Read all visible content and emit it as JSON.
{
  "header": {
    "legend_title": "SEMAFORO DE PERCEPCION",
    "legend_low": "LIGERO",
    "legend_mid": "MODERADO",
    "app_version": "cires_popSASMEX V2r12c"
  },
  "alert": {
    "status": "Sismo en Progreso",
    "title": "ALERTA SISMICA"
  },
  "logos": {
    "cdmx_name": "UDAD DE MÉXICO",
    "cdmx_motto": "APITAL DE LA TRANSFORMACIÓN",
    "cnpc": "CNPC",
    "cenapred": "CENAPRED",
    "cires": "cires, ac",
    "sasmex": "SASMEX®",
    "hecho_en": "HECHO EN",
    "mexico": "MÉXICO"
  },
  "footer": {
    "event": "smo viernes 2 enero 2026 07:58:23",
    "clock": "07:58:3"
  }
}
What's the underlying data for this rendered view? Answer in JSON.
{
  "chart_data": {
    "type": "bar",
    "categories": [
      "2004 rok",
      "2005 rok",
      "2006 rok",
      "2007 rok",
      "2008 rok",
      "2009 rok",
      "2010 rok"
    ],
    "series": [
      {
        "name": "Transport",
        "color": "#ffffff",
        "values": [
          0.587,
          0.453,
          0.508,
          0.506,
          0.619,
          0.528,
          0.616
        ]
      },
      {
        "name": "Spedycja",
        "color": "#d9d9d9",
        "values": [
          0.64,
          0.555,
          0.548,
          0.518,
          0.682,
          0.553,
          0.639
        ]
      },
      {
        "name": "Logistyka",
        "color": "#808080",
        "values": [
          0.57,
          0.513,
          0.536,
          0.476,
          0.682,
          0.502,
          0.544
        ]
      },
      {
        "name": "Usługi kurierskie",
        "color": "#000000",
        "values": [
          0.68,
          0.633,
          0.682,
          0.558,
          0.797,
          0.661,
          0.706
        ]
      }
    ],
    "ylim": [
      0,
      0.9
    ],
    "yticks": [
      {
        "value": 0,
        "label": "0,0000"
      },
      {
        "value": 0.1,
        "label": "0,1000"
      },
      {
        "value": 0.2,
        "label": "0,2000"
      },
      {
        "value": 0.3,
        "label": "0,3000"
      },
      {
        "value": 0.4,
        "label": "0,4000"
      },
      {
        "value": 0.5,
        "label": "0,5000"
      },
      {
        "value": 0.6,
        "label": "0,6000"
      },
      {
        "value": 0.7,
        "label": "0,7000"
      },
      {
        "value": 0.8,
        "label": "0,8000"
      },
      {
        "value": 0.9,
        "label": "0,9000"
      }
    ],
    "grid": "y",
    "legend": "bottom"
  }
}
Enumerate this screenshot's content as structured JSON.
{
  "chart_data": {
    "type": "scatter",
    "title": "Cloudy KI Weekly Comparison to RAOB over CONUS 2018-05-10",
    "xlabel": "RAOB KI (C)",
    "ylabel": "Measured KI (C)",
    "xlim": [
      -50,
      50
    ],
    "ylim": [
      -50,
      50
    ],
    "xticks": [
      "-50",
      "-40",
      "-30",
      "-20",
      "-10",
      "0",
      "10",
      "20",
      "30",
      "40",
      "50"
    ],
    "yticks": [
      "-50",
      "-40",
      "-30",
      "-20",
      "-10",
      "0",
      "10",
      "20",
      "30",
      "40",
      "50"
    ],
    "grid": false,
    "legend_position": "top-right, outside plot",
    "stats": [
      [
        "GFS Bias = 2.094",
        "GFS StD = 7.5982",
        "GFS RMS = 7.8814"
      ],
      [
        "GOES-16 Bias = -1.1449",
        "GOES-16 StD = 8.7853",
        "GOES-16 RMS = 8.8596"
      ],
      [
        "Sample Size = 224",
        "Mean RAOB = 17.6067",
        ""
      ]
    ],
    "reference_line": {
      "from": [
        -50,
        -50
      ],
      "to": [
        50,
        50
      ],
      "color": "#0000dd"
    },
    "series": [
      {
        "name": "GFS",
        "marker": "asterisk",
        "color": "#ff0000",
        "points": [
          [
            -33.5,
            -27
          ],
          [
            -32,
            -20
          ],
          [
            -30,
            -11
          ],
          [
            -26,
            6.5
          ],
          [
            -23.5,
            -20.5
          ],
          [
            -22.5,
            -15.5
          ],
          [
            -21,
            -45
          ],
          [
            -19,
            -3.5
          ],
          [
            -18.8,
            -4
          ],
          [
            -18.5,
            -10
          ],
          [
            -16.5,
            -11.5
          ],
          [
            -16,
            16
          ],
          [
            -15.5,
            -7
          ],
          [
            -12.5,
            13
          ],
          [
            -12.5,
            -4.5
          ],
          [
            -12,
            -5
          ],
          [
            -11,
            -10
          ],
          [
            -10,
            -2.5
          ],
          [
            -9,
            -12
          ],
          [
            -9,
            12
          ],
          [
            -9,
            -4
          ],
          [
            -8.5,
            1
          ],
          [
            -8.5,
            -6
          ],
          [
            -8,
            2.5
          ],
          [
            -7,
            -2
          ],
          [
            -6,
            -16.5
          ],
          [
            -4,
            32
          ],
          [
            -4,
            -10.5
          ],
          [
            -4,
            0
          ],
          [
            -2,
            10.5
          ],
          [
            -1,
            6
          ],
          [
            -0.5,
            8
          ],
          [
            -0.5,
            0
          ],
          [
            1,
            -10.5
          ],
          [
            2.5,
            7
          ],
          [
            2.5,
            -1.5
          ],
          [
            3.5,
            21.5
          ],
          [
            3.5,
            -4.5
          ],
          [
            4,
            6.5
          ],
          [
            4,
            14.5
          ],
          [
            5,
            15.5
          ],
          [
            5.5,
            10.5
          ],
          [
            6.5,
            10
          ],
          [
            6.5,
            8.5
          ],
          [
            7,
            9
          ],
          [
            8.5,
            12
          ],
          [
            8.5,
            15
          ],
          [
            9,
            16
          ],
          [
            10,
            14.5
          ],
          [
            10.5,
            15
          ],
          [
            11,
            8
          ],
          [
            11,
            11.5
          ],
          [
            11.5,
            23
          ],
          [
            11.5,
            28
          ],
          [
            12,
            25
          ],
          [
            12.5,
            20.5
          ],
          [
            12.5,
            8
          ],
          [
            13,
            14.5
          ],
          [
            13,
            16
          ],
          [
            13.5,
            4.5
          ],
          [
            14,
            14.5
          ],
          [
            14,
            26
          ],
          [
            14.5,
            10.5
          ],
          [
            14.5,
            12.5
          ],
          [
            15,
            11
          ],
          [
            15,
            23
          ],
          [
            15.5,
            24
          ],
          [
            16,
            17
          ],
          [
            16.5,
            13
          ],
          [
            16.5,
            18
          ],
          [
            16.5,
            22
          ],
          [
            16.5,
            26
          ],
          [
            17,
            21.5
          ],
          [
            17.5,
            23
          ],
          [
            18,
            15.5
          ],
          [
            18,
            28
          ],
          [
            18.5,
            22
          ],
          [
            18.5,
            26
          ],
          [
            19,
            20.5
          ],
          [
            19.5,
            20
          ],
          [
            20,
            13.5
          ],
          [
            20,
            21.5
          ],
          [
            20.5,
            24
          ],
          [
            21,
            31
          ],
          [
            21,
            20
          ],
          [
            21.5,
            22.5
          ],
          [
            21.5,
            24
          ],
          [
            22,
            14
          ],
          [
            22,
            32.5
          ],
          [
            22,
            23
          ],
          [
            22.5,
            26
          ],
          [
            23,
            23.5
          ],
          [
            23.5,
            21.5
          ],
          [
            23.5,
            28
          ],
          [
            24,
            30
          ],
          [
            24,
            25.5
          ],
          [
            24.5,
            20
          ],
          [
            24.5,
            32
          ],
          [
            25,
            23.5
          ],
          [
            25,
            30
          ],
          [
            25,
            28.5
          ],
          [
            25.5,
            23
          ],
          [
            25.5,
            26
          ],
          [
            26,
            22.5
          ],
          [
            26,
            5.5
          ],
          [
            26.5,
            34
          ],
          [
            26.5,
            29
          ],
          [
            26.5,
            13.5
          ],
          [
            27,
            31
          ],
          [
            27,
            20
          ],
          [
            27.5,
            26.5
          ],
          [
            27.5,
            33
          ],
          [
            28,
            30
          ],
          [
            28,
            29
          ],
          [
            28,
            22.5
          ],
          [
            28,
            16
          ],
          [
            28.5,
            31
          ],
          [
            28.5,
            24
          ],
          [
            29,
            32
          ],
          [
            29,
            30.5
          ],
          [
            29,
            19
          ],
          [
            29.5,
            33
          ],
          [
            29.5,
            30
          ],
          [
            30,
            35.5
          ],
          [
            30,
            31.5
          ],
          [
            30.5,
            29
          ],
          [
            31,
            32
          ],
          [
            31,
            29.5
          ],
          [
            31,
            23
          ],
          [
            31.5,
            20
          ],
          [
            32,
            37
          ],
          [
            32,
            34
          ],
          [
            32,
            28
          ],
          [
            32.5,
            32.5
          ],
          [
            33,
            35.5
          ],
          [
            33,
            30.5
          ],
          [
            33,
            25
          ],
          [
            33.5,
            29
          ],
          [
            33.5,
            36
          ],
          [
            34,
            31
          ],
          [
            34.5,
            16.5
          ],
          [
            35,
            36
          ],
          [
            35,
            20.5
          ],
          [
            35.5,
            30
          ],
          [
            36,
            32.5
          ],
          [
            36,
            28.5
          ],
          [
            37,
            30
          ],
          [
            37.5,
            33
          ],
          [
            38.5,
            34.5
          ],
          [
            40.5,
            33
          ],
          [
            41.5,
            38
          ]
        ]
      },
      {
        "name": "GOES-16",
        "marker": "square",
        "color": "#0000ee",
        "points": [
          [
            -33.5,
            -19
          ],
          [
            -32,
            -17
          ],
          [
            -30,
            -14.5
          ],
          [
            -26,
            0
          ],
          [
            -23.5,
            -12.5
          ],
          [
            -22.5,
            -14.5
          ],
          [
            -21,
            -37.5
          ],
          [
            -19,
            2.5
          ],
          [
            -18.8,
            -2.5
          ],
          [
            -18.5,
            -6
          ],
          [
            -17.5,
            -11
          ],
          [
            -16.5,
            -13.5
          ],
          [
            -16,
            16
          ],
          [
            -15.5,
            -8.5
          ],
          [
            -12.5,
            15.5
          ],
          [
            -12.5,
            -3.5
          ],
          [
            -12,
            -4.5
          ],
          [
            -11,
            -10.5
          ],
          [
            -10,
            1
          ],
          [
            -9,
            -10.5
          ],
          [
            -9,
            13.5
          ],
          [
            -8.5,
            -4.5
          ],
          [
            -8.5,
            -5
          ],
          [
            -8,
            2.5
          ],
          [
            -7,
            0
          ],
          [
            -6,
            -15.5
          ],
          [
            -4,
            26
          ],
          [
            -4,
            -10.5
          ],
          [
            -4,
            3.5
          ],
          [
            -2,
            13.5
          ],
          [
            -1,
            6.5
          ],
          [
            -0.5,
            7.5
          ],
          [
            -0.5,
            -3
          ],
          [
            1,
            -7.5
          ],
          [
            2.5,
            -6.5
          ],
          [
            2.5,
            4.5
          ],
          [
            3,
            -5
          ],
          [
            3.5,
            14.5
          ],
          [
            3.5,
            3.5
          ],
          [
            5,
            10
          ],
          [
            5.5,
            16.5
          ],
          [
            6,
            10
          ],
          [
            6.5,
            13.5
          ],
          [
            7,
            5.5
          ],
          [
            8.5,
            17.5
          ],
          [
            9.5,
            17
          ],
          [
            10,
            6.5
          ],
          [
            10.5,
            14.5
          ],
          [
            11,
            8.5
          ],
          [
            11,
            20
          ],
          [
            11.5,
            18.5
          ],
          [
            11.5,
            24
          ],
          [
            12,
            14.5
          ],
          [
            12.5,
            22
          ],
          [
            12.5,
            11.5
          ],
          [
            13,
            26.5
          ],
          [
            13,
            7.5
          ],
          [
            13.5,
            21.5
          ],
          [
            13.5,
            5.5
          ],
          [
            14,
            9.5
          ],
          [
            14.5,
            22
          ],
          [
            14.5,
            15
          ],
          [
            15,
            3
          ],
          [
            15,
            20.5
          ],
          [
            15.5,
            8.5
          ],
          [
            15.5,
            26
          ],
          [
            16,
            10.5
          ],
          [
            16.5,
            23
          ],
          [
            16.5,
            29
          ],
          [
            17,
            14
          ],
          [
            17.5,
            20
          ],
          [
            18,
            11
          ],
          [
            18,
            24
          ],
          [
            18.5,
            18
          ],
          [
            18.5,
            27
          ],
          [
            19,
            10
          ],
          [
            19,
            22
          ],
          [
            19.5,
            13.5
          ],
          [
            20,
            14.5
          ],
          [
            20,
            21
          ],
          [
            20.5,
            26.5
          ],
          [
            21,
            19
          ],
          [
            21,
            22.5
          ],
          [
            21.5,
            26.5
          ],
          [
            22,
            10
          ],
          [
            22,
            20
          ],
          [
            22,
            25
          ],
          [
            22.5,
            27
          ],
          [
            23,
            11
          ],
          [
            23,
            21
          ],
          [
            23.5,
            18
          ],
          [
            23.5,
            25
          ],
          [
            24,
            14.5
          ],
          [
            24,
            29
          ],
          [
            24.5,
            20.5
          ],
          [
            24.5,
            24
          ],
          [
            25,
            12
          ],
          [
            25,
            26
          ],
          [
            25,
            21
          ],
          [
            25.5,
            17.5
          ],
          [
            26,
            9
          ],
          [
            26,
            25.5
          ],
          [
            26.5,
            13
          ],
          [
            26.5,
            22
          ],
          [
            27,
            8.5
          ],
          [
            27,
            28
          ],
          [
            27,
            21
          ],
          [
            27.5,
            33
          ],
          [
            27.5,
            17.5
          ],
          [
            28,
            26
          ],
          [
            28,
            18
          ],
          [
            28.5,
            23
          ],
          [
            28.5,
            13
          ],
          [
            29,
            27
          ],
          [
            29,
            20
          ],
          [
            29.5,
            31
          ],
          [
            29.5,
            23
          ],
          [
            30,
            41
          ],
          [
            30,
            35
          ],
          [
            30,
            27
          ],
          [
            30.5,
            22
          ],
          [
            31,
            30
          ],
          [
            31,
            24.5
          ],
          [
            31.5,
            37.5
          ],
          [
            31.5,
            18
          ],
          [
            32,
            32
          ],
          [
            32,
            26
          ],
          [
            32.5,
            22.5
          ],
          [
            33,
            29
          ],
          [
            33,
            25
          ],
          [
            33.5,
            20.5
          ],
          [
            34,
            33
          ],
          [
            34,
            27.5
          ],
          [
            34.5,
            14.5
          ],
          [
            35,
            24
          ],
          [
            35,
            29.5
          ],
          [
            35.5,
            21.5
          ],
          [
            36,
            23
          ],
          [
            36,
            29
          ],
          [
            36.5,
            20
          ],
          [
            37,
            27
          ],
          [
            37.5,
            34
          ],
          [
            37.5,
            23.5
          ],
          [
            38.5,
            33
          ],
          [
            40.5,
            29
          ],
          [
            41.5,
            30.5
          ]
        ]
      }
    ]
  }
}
- - -
What count of lines in the listing contain the word "MÉXICO"? Reply with the number only.

Response to the task:
2